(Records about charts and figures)
========================
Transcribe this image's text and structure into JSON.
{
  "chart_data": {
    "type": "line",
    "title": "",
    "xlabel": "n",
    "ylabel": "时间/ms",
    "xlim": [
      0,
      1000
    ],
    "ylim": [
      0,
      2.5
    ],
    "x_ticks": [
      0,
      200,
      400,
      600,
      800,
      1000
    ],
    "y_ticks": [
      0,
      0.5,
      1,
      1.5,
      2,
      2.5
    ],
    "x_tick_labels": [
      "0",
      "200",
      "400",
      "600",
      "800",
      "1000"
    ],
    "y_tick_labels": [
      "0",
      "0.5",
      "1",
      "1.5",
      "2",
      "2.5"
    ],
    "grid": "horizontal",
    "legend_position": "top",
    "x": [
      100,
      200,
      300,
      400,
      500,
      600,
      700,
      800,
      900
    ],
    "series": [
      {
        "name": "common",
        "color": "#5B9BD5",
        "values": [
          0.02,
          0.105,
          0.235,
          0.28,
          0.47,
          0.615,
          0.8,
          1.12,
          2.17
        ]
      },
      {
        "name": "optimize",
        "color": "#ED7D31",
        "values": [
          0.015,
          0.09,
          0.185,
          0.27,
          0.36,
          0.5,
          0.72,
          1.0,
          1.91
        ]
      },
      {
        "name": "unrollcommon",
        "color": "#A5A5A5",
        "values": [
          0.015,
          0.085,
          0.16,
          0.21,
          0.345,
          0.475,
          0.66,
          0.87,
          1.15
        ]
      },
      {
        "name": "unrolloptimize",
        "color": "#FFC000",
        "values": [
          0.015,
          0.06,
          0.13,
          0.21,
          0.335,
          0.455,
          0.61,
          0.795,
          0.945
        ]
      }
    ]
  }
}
========================
▶ [WRITTEN INSTRUCTION]: Repeat the material above in full, quoting it exactly.

▶ [SOLUTION FOR THIS TASK]:
Transcribe this image's text and structure into JSON.
{
  "chart_data": {
    "type": "line",
    "title": "",
    "xlabel": "n",
    "ylabel": "时间/ms",
    "xlim": [
      0,
      1000
    ],
    "ylim": [
      0,
      2.5
    ],
    "x_ticks": [
      0,
      200,
      400,
      600,
      800,
      1000
    ],
    "y_ticks": [
      0,
      0.5,
      1,
      1.5,
      2,
      2.5
    ],
    "x_tick_labels": [
      "0",
      "200",
      "400",
      "600",
      "800",
      "1000"
    ],
    "y_tick_labels": [
      "0",
      "0.5",
      "1",
      "1.5",
      "2",
      "2.5"
    ],
    "grid": "horizontal",
    "legend_position": "top",
    "x": [
      100,
      200,
      300,
      400,
      500,
      600,
      700,
      800,
      900
    ],
    "series": [
      {
        "name": "common",
        "color": "#5B9BD5",
        "values": [
          0.02,
          0.105,
          0.235,
          0.28,
          0.47,
          0.615,
          0.8,
          1.12,
          2.17
        ]
      },
      {
        "name": "optimize",
        "color": "#ED7D31",
        "values": [
          0.015,
          0.09,
          0.185,
          0.27,
          0.36,
          0.5,
          0.72,
          1.0,
          1.91
        ]
      },
      {
        "name": "unrollcommon",
        "color": "#A5A5A5",
        "values": [
          0.015,
          0.085,
          0.16,
          0.21,
          0.345,
          0.475,
          0.66,
          0.87,
          1.15
        ]
      },
      {
        "name": "unrolloptimize",
        "color": "#FFC000",
        "values": [
          0.015,
          0.06,
          0.13,
          0.21,
          0.335,
          0.455,
          0.61,
          0.795,
          0.945
        ]
      }
    ]
  }
}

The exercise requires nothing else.